===== Data supplied =====

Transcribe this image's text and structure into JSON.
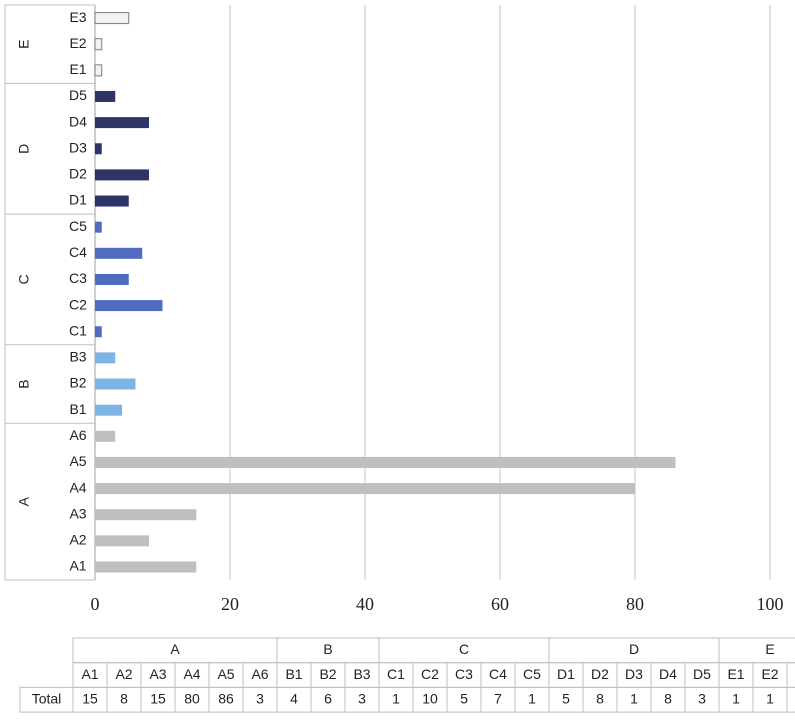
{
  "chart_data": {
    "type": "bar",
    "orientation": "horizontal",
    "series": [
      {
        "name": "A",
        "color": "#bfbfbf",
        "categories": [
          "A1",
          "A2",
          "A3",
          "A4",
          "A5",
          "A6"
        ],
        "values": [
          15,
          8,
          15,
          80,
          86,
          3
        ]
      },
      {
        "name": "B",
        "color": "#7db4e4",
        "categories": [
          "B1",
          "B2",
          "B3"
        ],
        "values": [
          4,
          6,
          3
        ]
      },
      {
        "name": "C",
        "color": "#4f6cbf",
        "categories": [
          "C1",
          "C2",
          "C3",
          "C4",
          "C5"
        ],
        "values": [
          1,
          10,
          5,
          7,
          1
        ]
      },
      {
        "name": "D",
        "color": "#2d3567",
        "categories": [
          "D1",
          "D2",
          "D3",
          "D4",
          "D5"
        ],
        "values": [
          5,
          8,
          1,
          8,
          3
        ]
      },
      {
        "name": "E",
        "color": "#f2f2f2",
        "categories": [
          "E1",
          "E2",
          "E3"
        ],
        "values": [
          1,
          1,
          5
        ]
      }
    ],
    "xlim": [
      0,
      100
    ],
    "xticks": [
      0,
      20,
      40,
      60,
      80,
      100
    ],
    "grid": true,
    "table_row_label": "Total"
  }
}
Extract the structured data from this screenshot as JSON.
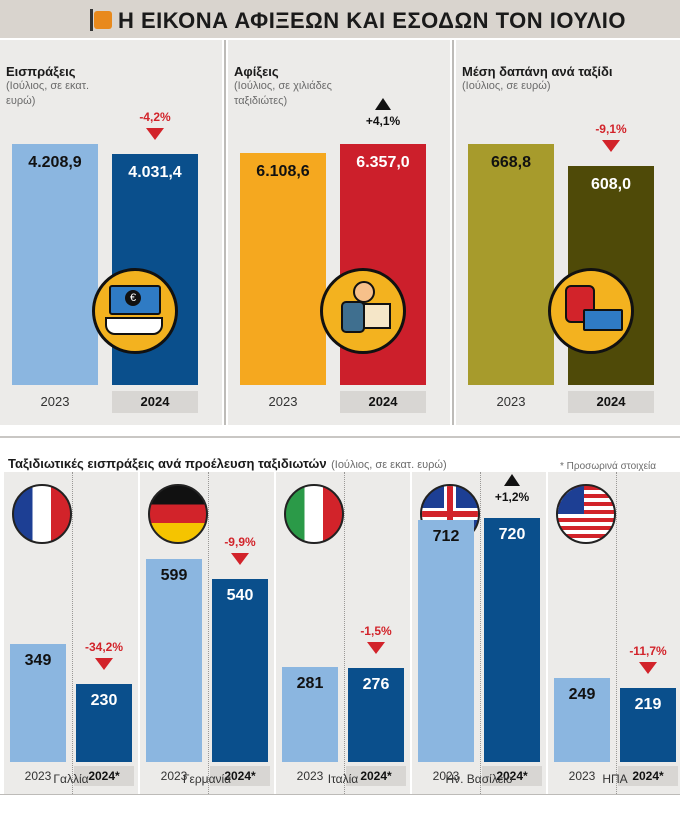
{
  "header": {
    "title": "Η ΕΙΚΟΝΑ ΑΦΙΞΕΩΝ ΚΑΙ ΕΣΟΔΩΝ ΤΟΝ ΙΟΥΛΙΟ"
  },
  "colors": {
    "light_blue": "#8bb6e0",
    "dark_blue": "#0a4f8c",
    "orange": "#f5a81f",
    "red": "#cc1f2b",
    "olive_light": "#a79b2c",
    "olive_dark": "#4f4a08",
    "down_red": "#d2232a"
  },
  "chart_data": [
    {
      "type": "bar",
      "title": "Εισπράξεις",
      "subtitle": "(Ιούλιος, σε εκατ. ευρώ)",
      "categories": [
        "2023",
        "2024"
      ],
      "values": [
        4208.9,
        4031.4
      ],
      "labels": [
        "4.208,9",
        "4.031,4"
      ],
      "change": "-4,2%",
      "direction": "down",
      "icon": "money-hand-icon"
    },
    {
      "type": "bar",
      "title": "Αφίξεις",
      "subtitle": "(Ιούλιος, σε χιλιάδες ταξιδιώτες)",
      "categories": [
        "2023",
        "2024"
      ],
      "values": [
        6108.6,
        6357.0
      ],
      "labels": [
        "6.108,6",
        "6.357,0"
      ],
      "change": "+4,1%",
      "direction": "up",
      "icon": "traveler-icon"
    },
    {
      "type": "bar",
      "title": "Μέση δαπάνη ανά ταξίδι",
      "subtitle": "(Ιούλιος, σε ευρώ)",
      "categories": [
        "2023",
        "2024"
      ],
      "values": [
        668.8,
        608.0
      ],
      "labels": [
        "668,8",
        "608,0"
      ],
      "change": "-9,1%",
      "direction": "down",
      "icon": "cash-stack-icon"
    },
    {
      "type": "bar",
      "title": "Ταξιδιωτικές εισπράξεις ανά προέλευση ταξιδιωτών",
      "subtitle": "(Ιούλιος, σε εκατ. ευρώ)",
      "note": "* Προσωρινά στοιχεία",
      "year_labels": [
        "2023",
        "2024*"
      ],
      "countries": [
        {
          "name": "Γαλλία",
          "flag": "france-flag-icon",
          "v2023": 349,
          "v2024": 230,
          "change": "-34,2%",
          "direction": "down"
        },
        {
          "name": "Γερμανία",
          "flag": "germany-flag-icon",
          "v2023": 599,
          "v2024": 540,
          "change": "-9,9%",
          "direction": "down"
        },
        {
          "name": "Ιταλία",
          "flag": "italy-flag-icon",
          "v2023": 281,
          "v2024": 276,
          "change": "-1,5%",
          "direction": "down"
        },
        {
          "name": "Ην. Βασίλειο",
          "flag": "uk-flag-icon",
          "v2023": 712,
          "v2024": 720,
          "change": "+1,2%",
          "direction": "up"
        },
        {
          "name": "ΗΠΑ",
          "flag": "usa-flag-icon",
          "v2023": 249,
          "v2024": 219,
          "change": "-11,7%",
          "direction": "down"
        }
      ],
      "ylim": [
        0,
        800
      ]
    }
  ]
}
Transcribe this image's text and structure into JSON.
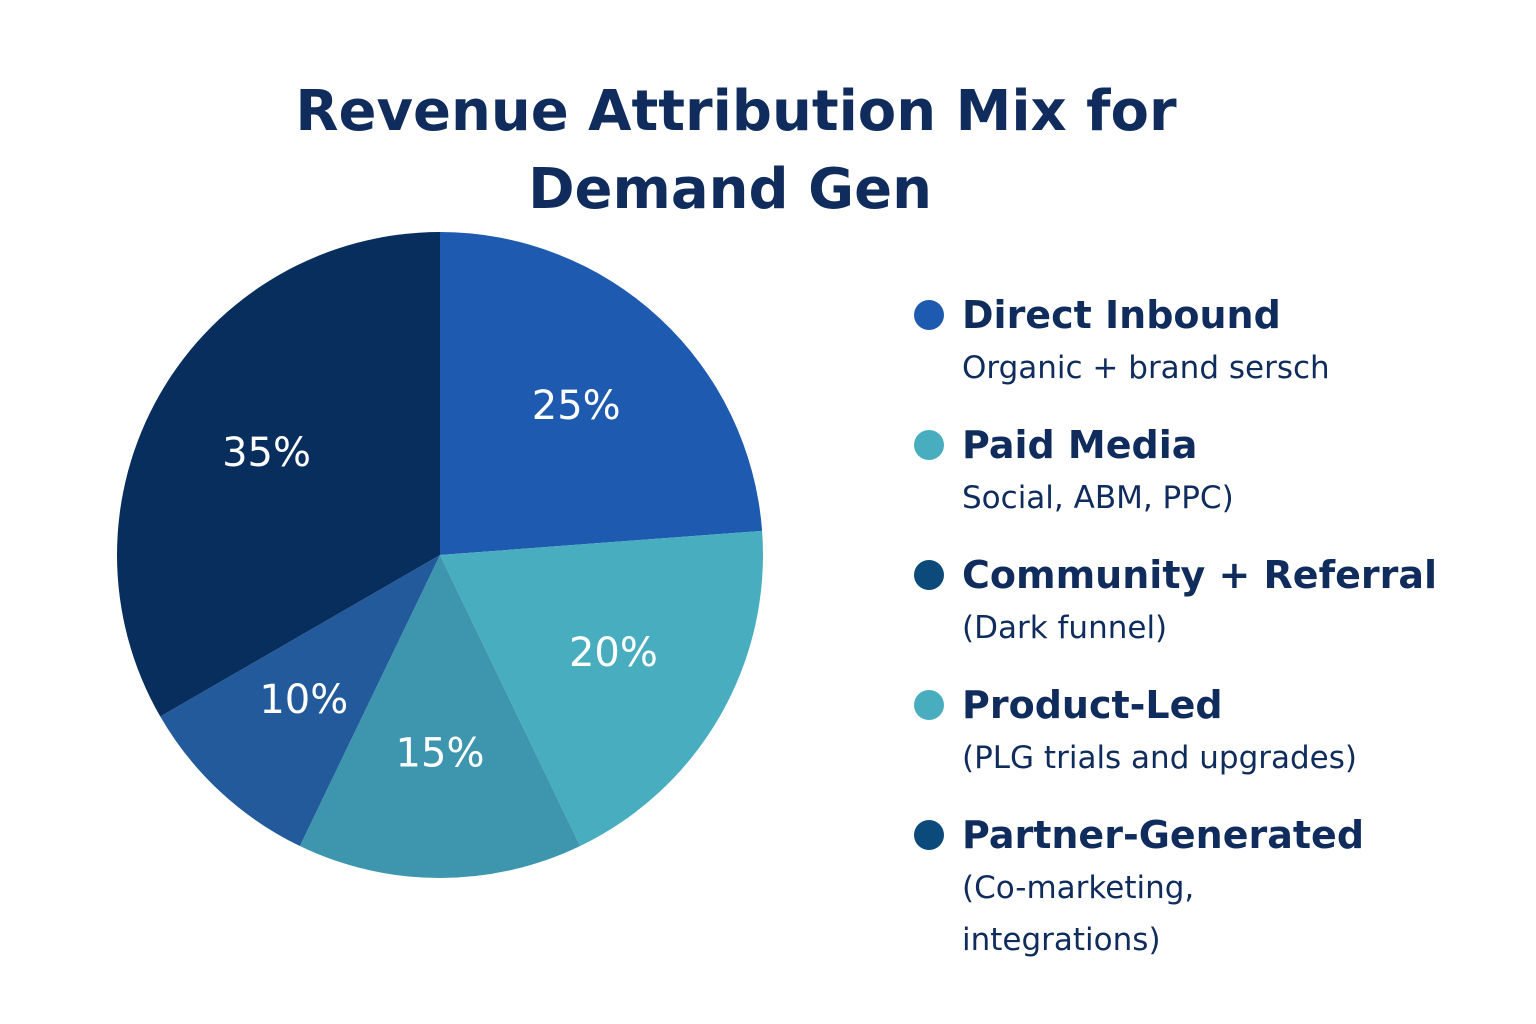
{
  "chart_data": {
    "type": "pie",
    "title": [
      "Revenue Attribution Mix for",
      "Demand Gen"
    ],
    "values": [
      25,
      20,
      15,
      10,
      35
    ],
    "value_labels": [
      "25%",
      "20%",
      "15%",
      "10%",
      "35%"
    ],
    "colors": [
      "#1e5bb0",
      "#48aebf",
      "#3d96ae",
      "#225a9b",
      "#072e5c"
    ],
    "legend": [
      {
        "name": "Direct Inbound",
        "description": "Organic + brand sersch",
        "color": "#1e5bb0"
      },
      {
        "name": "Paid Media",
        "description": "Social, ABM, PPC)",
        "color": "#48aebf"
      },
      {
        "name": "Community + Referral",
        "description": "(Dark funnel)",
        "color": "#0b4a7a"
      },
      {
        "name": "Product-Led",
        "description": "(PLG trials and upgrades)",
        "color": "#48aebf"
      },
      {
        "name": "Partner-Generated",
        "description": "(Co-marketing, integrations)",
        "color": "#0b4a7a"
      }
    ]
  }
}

=====
===== Data supplied =====

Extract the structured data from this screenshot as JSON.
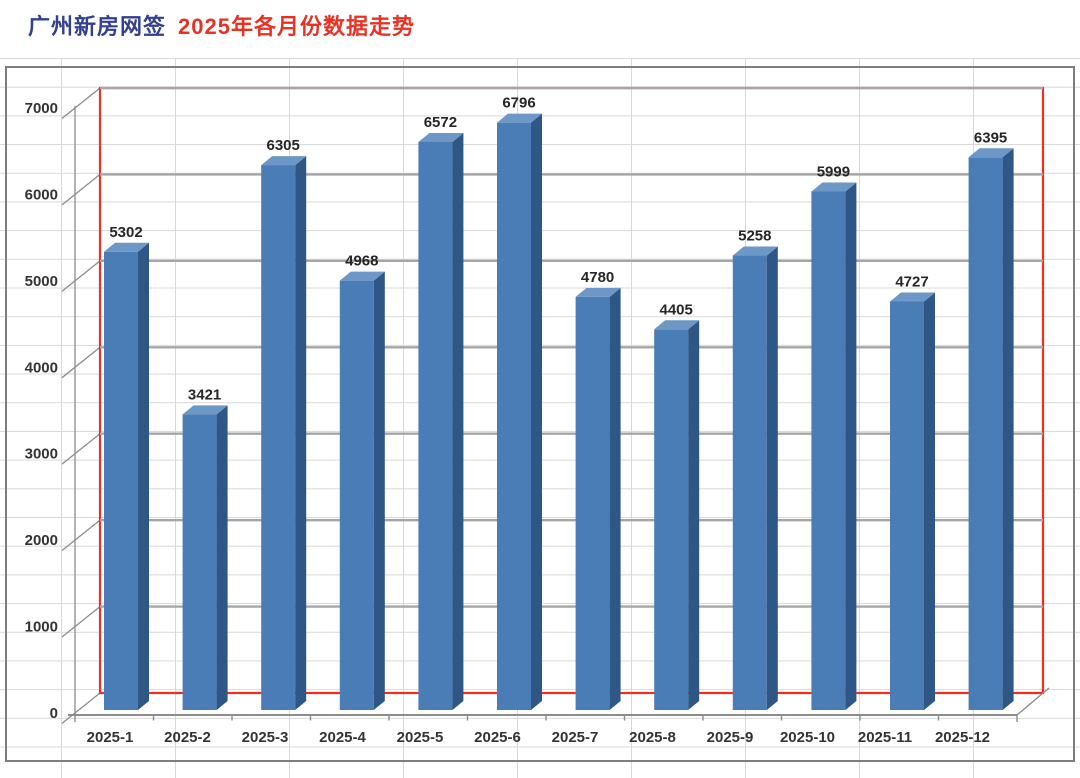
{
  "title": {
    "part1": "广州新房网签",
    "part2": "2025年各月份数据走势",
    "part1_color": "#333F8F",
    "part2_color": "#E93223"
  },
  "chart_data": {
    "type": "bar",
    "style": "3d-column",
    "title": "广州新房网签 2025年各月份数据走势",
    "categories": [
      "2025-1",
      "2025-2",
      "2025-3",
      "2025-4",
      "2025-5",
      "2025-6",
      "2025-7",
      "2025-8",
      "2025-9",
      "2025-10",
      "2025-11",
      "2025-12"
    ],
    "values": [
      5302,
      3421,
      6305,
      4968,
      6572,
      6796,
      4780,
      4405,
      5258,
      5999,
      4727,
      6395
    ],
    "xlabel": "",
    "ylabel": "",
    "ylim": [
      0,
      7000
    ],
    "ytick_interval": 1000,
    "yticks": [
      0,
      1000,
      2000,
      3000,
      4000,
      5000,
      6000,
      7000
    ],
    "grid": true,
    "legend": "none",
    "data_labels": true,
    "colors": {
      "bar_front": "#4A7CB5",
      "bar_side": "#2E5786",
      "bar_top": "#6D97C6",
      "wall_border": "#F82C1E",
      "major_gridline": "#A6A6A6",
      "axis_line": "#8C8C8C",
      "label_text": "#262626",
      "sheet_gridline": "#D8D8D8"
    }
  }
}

=====
===== Data supplied =====

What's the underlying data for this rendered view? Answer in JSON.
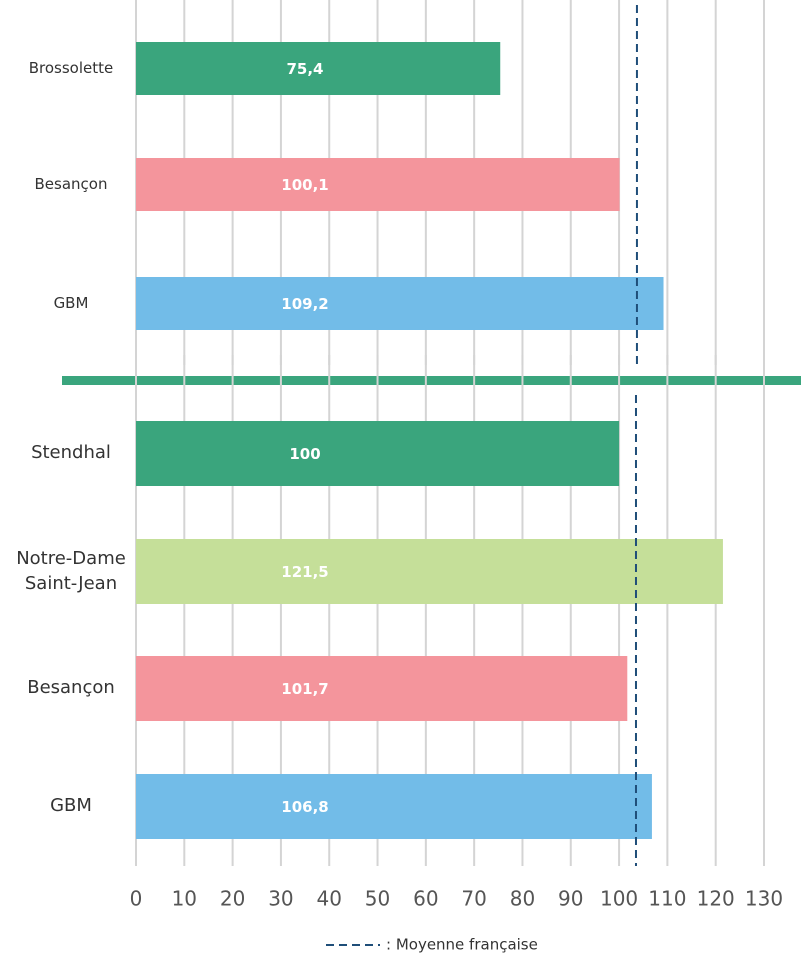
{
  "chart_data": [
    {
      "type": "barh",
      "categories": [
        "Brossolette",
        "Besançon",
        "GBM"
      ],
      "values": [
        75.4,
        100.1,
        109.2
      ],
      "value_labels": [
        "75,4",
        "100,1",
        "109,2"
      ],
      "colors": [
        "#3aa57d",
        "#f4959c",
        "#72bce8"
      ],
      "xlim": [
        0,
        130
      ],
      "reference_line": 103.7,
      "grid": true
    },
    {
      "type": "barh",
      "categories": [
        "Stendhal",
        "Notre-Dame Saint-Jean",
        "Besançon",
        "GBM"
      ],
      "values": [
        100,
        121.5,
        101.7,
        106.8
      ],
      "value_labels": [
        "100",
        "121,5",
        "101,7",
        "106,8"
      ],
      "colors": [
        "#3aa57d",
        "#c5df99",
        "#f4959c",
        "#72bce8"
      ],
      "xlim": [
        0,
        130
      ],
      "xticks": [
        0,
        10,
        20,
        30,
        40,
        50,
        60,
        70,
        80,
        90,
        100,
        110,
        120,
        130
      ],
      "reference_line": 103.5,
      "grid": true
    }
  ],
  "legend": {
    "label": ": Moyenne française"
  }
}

=====

### Description of the task
Using the entries above, find all lines with "广州新房网签". Copy them.

### Finished answer
    "part1": "广州新房网签",
    "title": "广州新房网签 2025年各月份数据走势",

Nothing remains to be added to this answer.